* **Work instructions**
Give the total number of lines with the word "ylabel" in them, and no other words.

[Data tied to figure images]
============

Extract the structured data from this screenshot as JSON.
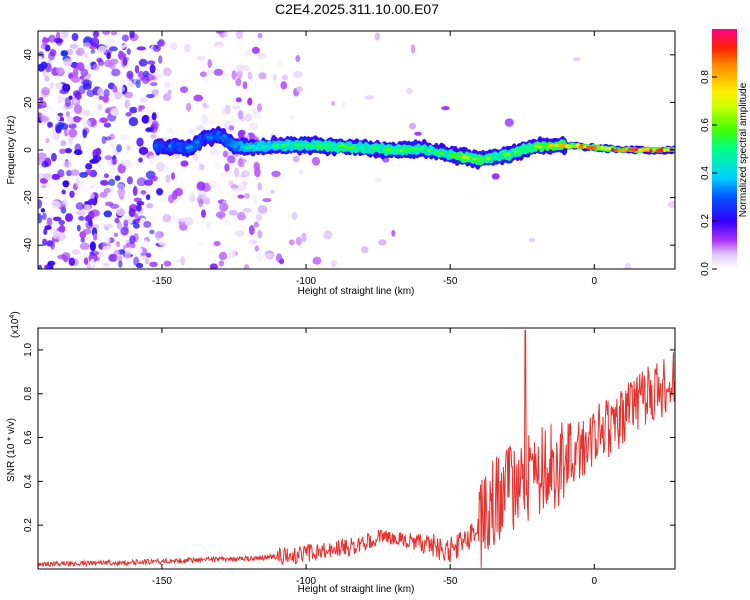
{
  "title": "C2E4.2025.311.10.00.E07",
  "colors": {
    "snr_line": "#e8302c",
    "colormap": [
      "#ffffff",
      "#cc00ff",
      "#5a00ff",
      "#0000ff",
      "#00c8ff",
      "#00ff66",
      "#66ff00",
      "#ffff00",
      "#ff8800",
      "#ff0000",
      "#ff0088"
    ]
  },
  "chart_data": [
    {
      "type": "heatmap",
      "xlabel": "Height of straight line (km)",
      "ylabel": "Frequency (Hz)",
      "xlim": [
        -193,
        28
      ],
      "ylim": [
        -50,
        50
      ],
      "xticks": [
        -150,
        -100,
        -50,
        0
      ],
      "yticks": [
        -40,
        -20,
        0,
        20,
        40
      ],
      "xtick_labels": [
        "-150",
        "-100",
        "-50",
        "0"
      ],
      "ytick_labels": [
        "-40",
        "-20",
        "0",
        "20",
        "40"
      ],
      "ridge": {
        "x": [
          -150,
          -140,
          -135,
          -130,
          -125,
          -120,
          -110,
          -100,
          -90,
          -80,
          -70,
          -60,
          -50,
          -45,
          -40,
          -30,
          -25,
          -20,
          -10,
          0,
          10,
          28
        ],
        "frequency": [
          1.5,
          1,
          5,
          6,
          2,
          1,
          2,
          2,
          1.5,
          1,
          0,
          0.5,
          -2,
          -3,
          -4,
          -2,
          0,
          1.5,
          2,
          1,
          0,
          0
        ],
        "amplitude": [
          0.3,
          0.35,
          0.3,
          0.35,
          0.4,
          0.45,
          0.5,
          0.55,
          0.6,
          0.55,
          0.6,
          0.55,
          0.6,
          0.7,
          0.65,
          0.6,
          0.65,
          0.7,
          0.75,
          0.85,
          0.95,
          0.95
        ]
      },
      "colorbar": {
        "label": "Normalized spectral amplitude",
        "range": [
          0,
          1
        ],
        "ticks": [
          "0.0",
          "0.2",
          "0.4",
          "0.6",
          "0.8"
        ]
      }
    },
    {
      "type": "line",
      "xlabel": "Height of straight line (km)",
      "ylabel": "SNR (10 * v/v)",
      "scale_note": "(x10",
      "scale_exp": "4",
      "scale_close": ")",
      "xlim": [
        -193,
        28
      ],
      "ylim": [
        0,
        1.1
      ],
      "xticks": [
        -150,
        -100,
        -50,
        0
      ],
      "yticks": [
        0.2,
        0.4,
        0.6,
        0.8,
        1.0
      ],
      "xtick_labels": [
        "-150",
        "-100",
        "-50",
        "0"
      ],
      "ytick_labels": [
        "0.2",
        "0.4",
        "0.6",
        "0.8",
        "1.0"
      ],
      "series": [
        {
          "x": [
            -193,
            -180,
            -160,
            -150,
            -140,
            -120,
            -105,
            -95,
            -85,
            -78,
            -72,
            -66,
            -60,
            -55,
            -50,
            -45,
            -40,
            -35,
            -30,
            -25,
            -22,
            -20,
            -15,
            -10,
            -5,
            0,
            5,
            10,
            15,
            20,
            25,
            28
          ],
          "values": [
            0.02,
            0.025,
            0.03,
            0.035,
            0.04,
            0.05,
            0.06,
            0.08,
            0.1,
            0.13,
            0.15,
            0.13,
            0.12,
            0.1,
            0.09,
            0.12,
            0.18,
            0.28,
            0.35,
            0.42,
            0.45,
            0.46,
            0.48,
            0.52,
            0.55,
            0.6,
            0.65,
            0.7,
            0.75,
            0.8,
            0.84,
            0.86
          ],
          "peak": {
            "x": -24,
            "value": 1.09
          }
        }
      ]
    }
  ]
}
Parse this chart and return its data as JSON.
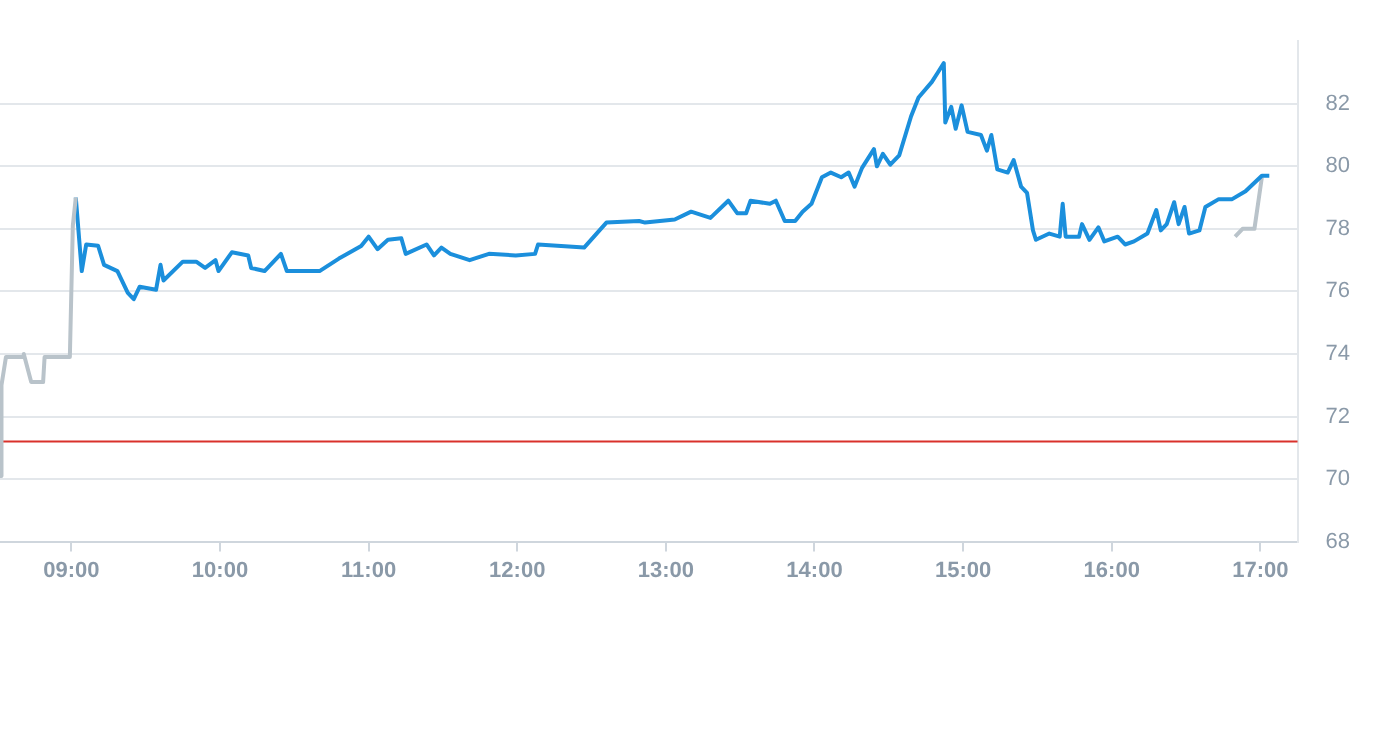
{
  "chart_data": {
    "type": "line",
    "xlim": [
      8.52,
      17.25
    ],
    "xticks": [
      {
        "value": 9,
        "label": "09:00"
      },
      {
        "value": 10,
        "label": "10:00"
      },
      {
        "value": 11,
        "label": "11:00"
      },
      {
        "value": 12,
        "label": "12:00"
      },
      {
        "value": 13,
        "label": "13:00"
      },
      {
        "value": 14,
        "label": "14:00"
      },
      {
        "value": 15,
        "label": "15:00"
      },
      {
        "value": 16,
        "label": "16:00"
      },
      {
        "value": 17,
        "label": "17:00"
      }
    ],
    "ylim": [
      68,
      84
    ],
    "yticks": [
      68,
      70,
      72,
      74,
      76,
      78,
      80,
      82
    ],
    "grid": "y",
    "legend": false,
    "marker": "none",
    "line_style": "solid",
    "ref_lines": [
      {
        "axis": "y",
        "value": 71.2,
        "color": "#d9312b"
      }
    ],
    "series": [
      {
        "color": "#b9c3ca",
        "x": [
          8.52,
          8.53,
          8.56,
          8.67,
          8.68,
          8.73,
          8.81,
          8.82,
          8.99,
          9.01,
          9.03
        ],
        "values": [
          70.1,
          73.0,
          73.9,
          73.9,
          74.0,
          73.1,
          73.1,
          73.9,
          73.9,
          78.1,
          79.0
        ]
      },
      {
        "color": "#1b8fdc",
        "x": [
          9.03,
          9.07,
          9.1,
          9.18,
          9.22,
          9.31,
          9.38,
          9.42,
          9.46,
          9.57,
          9.6,
          9.62,
          9.75,
          9.84,
          9.9,
          9.97,
          9.99,
          10.08,
          10.19,
          10.21,
          10.3,
          10.41,
          10.45,
          10.67,
          10.8,
          10.95,
          11.0,
          11.06,
          11.13,
          11.22,
          11.25,
          11.39,
          11.44,
          11.49,
          11.55,
          11.68,
          11.81,
          11.99,
          12.12,
          12.14,
          12.45,
          12.6,
          12.82,
          12.86,
          13.06,
          13.17,
          13.3,
          13.42,
          13.48,
          13.54,
          13.57,
          13.7,
          13.74,
          13.8,
          13.87,
          13.92,
          13.98,
          14.05,
          14.11,
          14.18,
          14.23,
          14.27,
          14.32,
          14.4,
          14.42,
          14.46,
          14.51,
          14.57,
          14.65,
          14.7,
          14.79,
          14.83,
          14.87,
          14.88,
          14.92,
          14.95,
          14.99,
          15.03,
          15.12,
          15.16,
          15.19,
          15.23,
          15.3,
          15.34,
          15.39,
          15.43,
          15.47,
          15.49,
          15.58,
          15.65,
          15.67,
          15.69,
          15.78,
          15.8,
          15.85,
          15.91,
          15.95,
          16.04,
          16.09,
          16.15,
          16.24,
          16.3,
          16.33,
          16.37,
          16.42,
          16.45,
          16.49,
          16.52,
          16.59,
          16.63,
          16.72,
          16.81,
          16.9,
          17.01,
          17.06
        ],
        "values": [
          79.0,
          76.65,
          77.5,
          77.46,
          76.85,
          76.65,
          75.95,
          75.75,
          76.15,
          76.05,
          76.85,
          76.35,
          76.95,
          76.95,
          76.75,
          77.0,
          76.65,
          77.25,
          77.15,
          76.75,
          76.65,
          77.2,
          76.65,
          76.65,
          77.05,
          77.45,
          77.75,
          77.35,
          77.65,
          77.7,
          77.2,
          77.5,
          77.15,
          77.4,
          77.2,
          77.0,
          77.2,
          77.15,
          77.2,
          77.5,
          77.4,
          78.2,
          78.25,
          78.2,
          78.3,
          78.55,
          78.35,
          78.9,
          78.5,
          78.5,
          78.9,
          78.8,
          78.9,
          78.25,
          78.25,
          78.55,
          78.8,
          79.65,
          79.8,
          79.65,
          79.8,
          79.35,
          79.95,
          80.55,
          80.0,
          80.4,
          80.05,
          80.35,
          81.6,
          82.2,
          82.7,
          83.0,
          83.3,
          81.4,
          81.9,
          81.2,
          81.95,
          81.1,
          81.0,
          80.5,
          81.0,
          79.9,
          79.8,
          80.2,
          79.35,
          79.15,
          77.95,
          77.65,
          77.85,
          77.75,
          78.8,
          77.75,
          77.75,
          78.15,
          77.65,
          78.05,
          77.6,
          77.75,
          77.5,
          77.6,
          77.85,
          78.6,
          77.95,
          78.15,
          78.85,
          78.15,
          78.7,
          77.85,
          77.95,
          78.7,
          78.95,
          78.95,
          79.2,
          79.7,
          79.7
        ]
      },
      {
        "color": "#b9c3ca",
        "x": [
          16.83,
          16.88,
          16.96,
          17.01
        ],
        "values": [
          77.75,
          78.0,
          78.0,
          79.65
        ]
      }
    ]
  }
}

============

* **Correct response**
2